One bug that really was powtils problem is the Windows 64 bit issue. We simply didn't have Windows 64 bit machines to test on back in the day when 32 bit processors were much more popular, so we forgot that IFDEF win32 needs to also add ifdef win64. This was because a transition stage was occuring where people were deciding to use IFDEF windows, or ifdef win32, or ifdef win64, etc. So if you are running an older copy of powtils you will likely have to edit the IFDEF win32 to now include IFDEF win64. What if WIN128 comes out or win256?

See how developers chase down problems that have nothing to do with the code logic that is already correct? The idea of running powtils on a 64 bit computer requiring fixes, should not be an issue, as the powtils code basically remains exactly the same! i.e. code should be portable. Powtils algorithms don't just change when 64 bit is added... powtils code is simple code that should run on any system... but things break, win32 defines are like the old C programming language problem... preprocessor being abused/used/misused. Developers waste time fixing stuff that has nothing to do with logic, and it's just trivial stuff but takes hours of time to hunt down. We criticize Plain C for having a unmaintainable preprocessor that does magic behind your back, and FPC has one too... so how can we criticize C? FPC is actually kind of C++ ish too, it even has C++ compiler style mode to add += and things like that. Cool feature, or cool bug? Or just a gimmick? Complexity is added to the compiler for these cool gimmicks?

I had issues even with basic file locking mechanisms because at the time of major powtils development there was no file sharing/locking utilities for FPC, other than the unix low level calls or directly calling the Win32 api, which is painful to deal with. Wikis need file locking if they don't use a database, when you store the content as one content page per file. A wiki page has to be locked when someone edits it, if it is multi user live web program. It appears fpc has added more file locking ability in the open file functions. So now the wiki can be updated to have better file locking, as we tried implementing our own file locking system a while back but it is much better to use operating system locking than to roll your own. We'll see how that works and update a copy of Simple Wiki and other tools.

But isn't this the case with all utilities, not just powtils? i.e. don't all developers have to deal with breaking code every time Python or PHP releases a new version? Well, hopefully software will be getting better if more people use simpler easier to understand tools that are not massive beasts, like portable GoLang code. Or even if Oberon fixed the string problem and didn't force programmers to write in CAPS LOCKS reserved words, Oberon would be a pretty neat Modern Pascal to work with. Is there hope? probably not, but, at least golang is fairly simple. Once again, this doesn't mean that GoLang is the new language for powtils, it simply means we will add it to the collection of tools. Will GoLang create a standard defined language or will things break? Time will tell.

Then there is the whole unicode farce. It was much easier when we just had to deal with english characters. Unicode is hyped to be the best thing ever, when in fact it creates numerous bugs in databases, web programs, infinite possibilities (a bad thing). It's hard to force people to just use 255 english characters, or 10 of them, or 128 of them or whatever you pick... but that simplicity is much better than trying to deal with 3 billion or 7982 billion characters. No one even knows how many characters there are any more, and parsing becomes extremely weird, buggy, strange, and difficult. Meanwhile programmers pretend it's all good and unicode is just great. Globalization, internationalization... Wonderful! A great nightmare, like Vanilla Sky.

▶ What to produce
Pull out the stretch of the powtils text that opens with the words containing "But isn't this" and closes with "Time will tell.", word for word. Rely on the powtils text alone.

▶ Supplied material

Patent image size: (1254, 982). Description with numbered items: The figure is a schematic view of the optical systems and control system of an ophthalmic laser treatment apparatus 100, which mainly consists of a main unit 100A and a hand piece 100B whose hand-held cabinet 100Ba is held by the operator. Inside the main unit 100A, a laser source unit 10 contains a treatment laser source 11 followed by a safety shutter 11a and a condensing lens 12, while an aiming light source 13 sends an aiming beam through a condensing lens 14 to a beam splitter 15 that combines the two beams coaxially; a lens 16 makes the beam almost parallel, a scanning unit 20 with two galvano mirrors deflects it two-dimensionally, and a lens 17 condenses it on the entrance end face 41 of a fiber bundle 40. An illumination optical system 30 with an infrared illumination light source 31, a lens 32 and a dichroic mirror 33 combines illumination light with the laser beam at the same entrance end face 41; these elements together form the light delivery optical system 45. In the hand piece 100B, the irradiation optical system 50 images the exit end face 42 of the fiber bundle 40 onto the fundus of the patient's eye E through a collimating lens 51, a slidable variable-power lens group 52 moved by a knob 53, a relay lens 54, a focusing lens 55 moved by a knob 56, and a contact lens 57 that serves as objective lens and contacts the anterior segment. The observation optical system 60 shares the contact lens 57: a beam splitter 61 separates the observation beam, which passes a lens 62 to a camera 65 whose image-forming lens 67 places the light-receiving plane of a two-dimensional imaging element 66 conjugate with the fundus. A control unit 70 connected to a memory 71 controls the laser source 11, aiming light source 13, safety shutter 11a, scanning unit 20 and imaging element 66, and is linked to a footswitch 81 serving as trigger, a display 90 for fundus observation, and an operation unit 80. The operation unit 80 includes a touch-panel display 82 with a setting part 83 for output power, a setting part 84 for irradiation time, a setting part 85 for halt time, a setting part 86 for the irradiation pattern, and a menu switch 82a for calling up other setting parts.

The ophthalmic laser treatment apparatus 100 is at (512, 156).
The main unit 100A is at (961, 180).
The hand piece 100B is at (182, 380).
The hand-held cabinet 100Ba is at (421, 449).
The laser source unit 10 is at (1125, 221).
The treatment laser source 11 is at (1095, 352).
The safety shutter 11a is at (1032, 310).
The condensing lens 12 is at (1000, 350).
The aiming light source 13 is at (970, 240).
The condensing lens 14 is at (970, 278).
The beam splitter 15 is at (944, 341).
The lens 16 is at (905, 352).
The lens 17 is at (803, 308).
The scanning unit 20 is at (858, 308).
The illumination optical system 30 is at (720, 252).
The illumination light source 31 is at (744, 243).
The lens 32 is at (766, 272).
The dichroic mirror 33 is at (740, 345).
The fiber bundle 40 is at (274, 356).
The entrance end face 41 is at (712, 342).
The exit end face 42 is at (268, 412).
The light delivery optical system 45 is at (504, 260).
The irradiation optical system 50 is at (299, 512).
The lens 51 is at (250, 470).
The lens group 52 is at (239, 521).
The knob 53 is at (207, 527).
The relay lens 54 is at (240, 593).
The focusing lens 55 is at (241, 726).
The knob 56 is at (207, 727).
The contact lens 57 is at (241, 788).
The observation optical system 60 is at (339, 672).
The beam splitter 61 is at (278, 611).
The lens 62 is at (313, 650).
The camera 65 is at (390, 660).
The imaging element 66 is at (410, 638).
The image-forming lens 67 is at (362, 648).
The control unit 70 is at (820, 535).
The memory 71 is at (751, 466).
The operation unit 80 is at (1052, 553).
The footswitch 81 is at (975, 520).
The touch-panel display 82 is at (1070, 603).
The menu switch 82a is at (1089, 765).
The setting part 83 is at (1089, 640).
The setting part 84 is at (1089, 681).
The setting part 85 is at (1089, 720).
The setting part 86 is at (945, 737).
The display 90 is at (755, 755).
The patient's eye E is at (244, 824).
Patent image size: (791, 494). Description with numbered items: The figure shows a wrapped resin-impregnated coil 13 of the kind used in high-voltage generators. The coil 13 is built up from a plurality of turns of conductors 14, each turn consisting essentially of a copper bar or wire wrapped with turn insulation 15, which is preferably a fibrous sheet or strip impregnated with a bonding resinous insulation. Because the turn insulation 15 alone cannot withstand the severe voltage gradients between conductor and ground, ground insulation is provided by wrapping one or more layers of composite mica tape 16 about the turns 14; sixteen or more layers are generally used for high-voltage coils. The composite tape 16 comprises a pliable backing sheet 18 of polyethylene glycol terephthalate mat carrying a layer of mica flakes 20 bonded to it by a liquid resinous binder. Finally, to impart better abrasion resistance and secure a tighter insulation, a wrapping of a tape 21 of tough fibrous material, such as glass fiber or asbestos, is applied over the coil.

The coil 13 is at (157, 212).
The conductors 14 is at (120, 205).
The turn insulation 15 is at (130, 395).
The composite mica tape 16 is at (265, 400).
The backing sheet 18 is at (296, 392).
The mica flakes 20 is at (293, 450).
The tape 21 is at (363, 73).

...

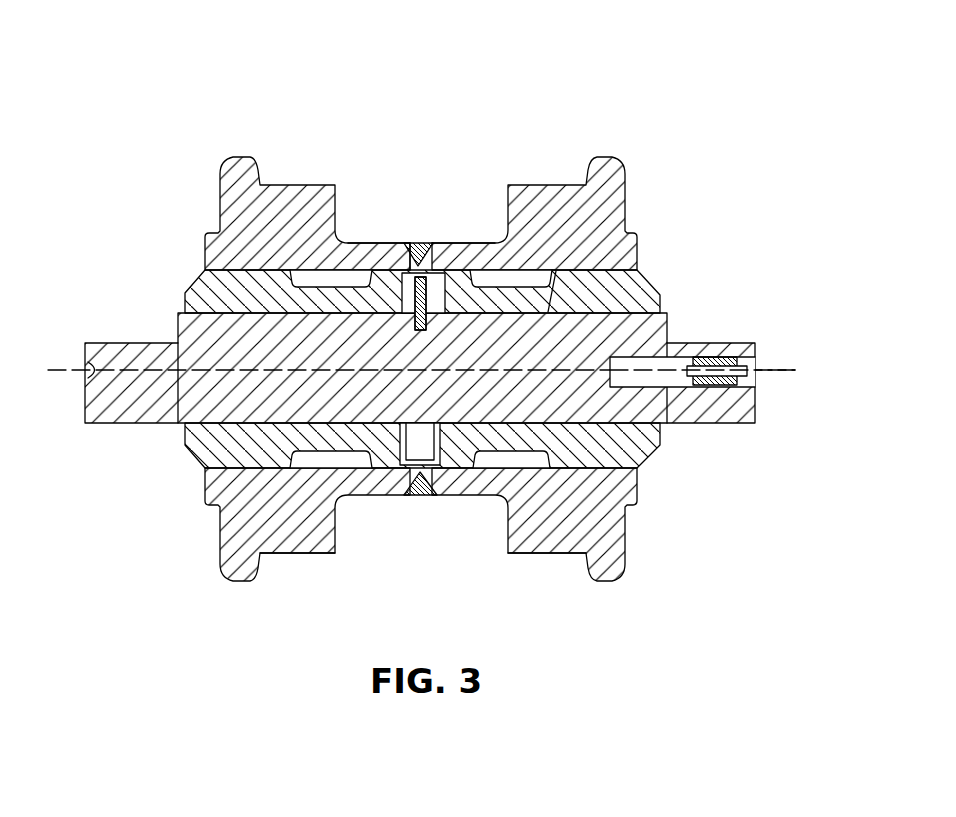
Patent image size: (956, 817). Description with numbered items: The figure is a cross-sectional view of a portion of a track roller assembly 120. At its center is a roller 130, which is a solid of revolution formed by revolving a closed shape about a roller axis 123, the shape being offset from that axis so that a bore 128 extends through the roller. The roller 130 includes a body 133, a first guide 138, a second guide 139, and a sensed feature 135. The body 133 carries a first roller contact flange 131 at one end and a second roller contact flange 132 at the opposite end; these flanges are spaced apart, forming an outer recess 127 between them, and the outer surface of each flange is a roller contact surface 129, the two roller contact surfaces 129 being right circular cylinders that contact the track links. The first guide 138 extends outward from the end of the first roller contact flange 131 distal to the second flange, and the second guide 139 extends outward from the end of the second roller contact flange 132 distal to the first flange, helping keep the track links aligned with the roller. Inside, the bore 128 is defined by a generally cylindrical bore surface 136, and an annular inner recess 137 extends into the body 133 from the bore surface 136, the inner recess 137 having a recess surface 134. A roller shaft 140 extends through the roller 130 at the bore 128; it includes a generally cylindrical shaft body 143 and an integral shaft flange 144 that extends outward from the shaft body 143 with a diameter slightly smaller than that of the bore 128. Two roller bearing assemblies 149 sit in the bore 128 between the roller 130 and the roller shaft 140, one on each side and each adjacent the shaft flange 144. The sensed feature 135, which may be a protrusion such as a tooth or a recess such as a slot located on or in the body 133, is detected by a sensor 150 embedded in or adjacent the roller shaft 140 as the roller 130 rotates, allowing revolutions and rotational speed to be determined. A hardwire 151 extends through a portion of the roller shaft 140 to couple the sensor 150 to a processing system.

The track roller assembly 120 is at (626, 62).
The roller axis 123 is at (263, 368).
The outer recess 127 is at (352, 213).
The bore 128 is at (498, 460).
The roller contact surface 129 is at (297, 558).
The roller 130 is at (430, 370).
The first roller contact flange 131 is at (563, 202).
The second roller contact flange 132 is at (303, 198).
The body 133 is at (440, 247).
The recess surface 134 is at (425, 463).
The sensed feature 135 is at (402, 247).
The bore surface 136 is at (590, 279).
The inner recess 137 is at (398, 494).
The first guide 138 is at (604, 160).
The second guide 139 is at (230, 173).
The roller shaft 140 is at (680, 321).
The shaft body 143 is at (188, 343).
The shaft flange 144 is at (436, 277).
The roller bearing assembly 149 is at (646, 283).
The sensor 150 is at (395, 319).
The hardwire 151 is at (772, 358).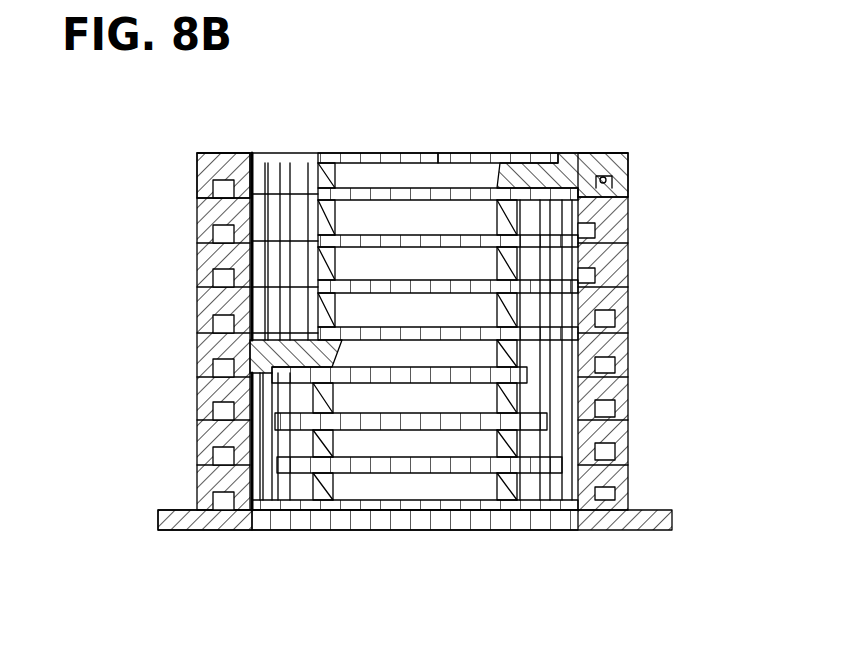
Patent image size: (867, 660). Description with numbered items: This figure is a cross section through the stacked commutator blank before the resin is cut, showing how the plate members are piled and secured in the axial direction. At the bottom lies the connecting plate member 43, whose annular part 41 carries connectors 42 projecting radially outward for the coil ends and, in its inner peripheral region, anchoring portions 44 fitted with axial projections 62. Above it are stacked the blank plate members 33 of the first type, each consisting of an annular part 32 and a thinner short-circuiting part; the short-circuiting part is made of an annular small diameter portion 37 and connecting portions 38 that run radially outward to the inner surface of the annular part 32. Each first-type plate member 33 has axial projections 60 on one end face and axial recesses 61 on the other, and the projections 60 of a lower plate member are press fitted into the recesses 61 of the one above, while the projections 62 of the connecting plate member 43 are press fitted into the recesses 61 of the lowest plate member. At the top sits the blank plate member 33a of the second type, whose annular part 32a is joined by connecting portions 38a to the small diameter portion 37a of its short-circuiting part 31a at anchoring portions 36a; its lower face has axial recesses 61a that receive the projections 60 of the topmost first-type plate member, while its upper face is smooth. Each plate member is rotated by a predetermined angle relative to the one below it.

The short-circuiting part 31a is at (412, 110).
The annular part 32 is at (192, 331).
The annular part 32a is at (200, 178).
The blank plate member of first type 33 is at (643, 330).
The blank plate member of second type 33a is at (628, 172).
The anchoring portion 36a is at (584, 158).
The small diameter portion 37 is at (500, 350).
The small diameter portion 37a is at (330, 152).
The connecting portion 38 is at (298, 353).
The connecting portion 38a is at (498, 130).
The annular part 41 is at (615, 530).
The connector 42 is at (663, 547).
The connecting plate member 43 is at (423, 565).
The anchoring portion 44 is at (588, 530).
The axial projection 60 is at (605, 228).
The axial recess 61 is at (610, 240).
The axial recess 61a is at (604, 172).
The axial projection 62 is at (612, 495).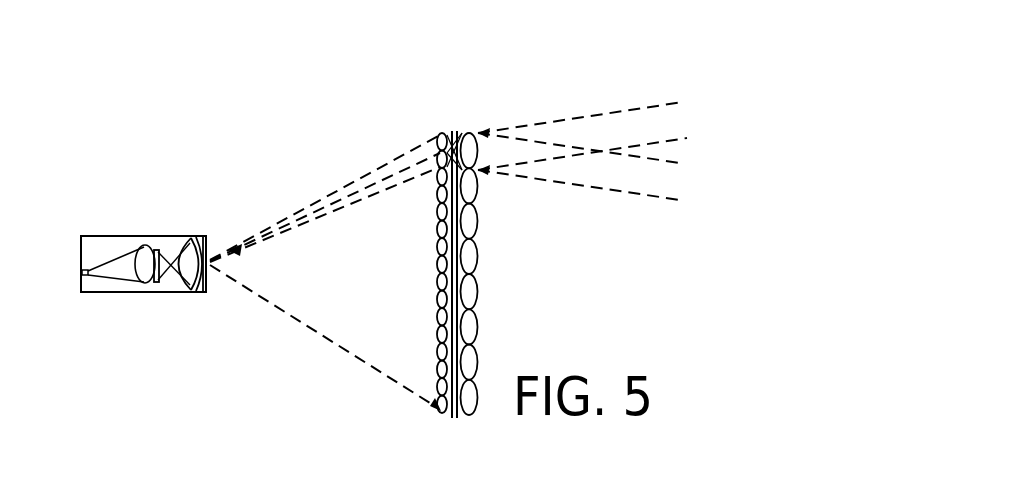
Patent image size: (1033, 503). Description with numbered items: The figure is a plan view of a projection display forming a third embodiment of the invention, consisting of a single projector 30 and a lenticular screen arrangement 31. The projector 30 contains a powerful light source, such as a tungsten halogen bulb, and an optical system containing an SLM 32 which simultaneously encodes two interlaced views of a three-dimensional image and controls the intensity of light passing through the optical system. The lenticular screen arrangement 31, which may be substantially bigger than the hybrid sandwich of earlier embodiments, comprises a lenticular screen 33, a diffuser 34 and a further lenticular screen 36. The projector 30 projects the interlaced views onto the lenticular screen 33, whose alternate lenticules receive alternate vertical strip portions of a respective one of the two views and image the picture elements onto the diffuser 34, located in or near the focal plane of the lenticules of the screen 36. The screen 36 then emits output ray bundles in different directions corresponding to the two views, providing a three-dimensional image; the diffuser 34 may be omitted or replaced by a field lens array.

==

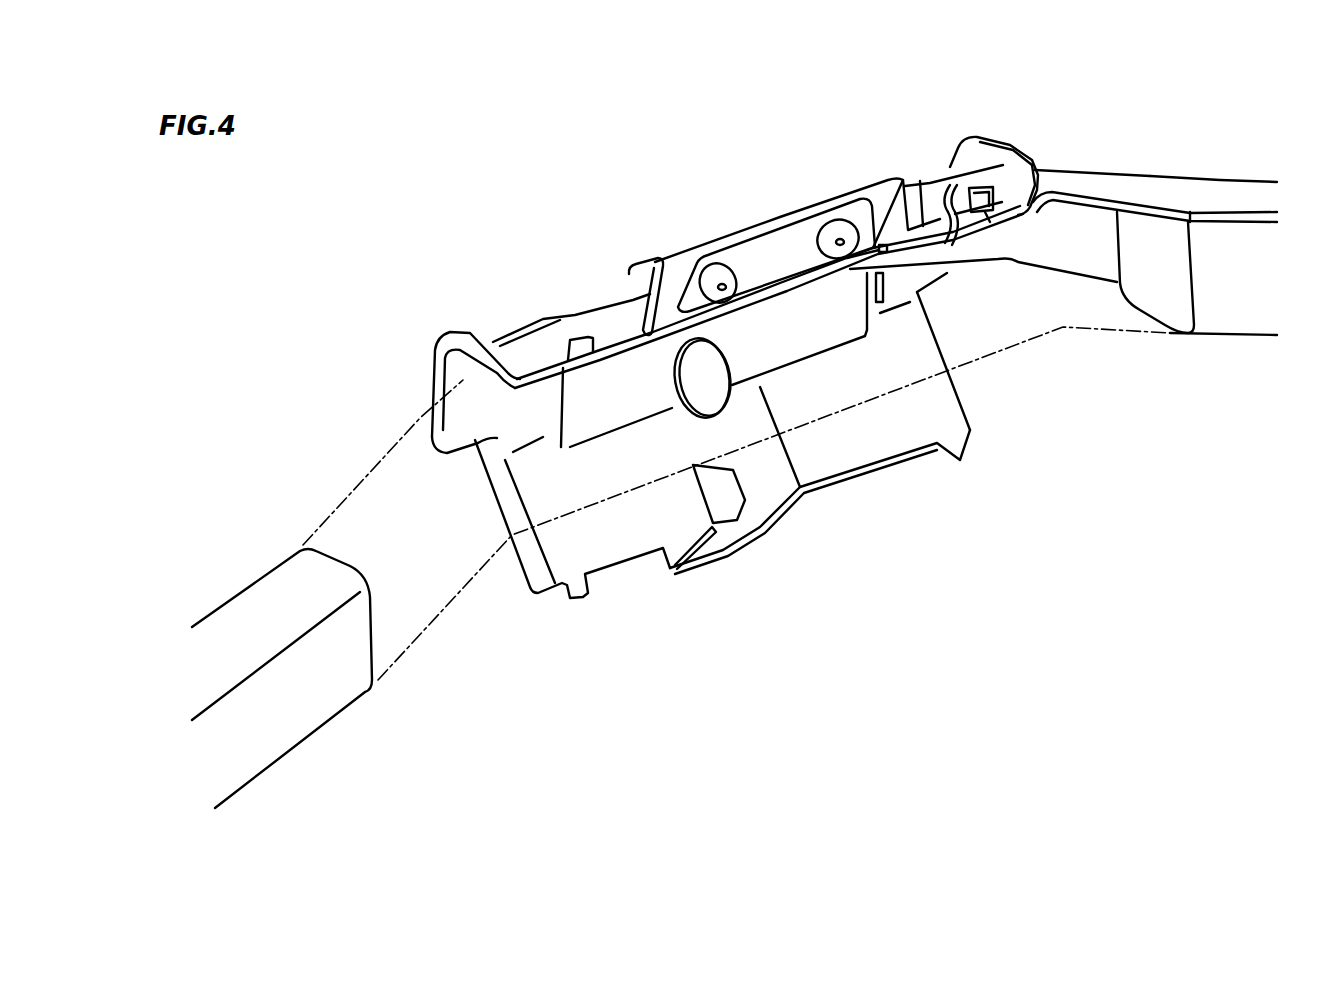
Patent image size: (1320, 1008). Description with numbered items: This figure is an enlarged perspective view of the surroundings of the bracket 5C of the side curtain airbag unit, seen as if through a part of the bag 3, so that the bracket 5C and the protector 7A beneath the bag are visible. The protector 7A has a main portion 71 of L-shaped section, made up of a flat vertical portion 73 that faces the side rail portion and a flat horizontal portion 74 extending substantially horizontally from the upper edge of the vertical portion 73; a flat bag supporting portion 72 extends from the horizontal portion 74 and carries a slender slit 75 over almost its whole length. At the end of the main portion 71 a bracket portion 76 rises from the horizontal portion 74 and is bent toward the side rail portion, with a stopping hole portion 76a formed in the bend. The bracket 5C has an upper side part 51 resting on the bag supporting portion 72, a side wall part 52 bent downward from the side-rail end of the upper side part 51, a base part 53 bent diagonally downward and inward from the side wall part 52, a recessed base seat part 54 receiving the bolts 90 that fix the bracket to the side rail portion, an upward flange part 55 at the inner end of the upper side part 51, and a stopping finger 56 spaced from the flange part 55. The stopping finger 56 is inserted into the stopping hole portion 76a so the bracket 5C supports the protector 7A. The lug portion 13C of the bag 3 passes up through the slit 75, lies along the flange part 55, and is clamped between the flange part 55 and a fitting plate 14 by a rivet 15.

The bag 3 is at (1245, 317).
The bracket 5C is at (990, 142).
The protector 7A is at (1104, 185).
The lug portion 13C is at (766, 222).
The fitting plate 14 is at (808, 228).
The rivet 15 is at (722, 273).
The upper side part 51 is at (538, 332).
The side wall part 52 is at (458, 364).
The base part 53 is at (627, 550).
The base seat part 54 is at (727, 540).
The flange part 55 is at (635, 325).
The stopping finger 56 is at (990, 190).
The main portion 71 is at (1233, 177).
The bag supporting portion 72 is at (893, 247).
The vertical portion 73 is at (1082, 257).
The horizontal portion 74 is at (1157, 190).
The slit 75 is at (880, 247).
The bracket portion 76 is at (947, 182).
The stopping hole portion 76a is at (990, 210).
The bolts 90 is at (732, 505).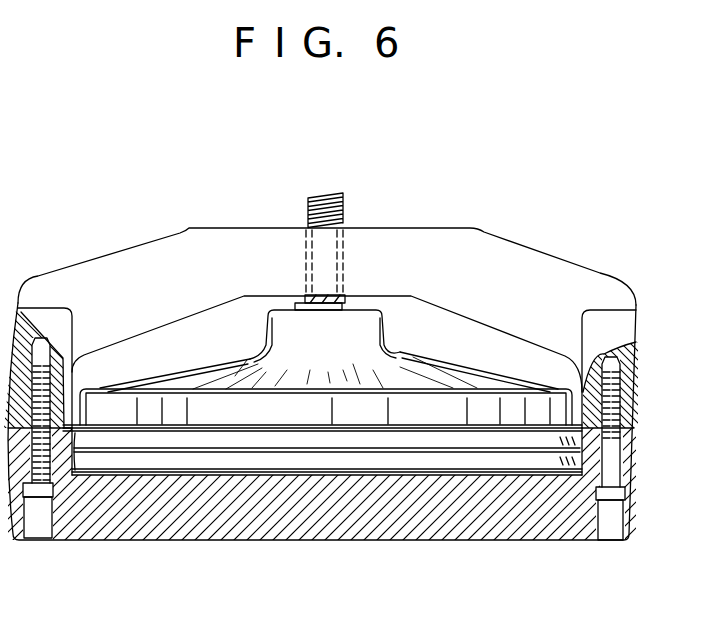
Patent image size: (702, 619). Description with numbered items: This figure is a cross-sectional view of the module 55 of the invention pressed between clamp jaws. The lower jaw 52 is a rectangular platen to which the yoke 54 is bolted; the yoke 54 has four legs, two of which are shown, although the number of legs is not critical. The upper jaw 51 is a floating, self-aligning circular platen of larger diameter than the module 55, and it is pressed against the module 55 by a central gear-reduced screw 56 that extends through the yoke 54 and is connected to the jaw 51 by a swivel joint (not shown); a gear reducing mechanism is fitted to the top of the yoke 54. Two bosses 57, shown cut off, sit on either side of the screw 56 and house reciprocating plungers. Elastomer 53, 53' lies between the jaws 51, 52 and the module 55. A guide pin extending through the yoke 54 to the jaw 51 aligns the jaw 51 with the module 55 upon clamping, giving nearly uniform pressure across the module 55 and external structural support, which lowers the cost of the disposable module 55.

▶ The completed task
But isn't this the case with all utilities, not just powtils? i.e. don't all developers have to deal with breaking code every time Python or PHP releases a new version? Well, hopefully software will be getting better if more people use simpler easier to understand tools that are not massive beasts, like portable GoLang code. Or even if Oberon fixed the string problem and didn't force programmers to write in CAPS LOCKS reserved words, Oberon would be a pretty neat Modern Pascal to work with. Is there hope? probably not, but, at least golang is fairly simple. Once again, this doesn't mean that GoLang is the new language for powtils, it simply means we will add it to the collection of tools. Will GoLang create a standard defined language or will things break? Time will tell.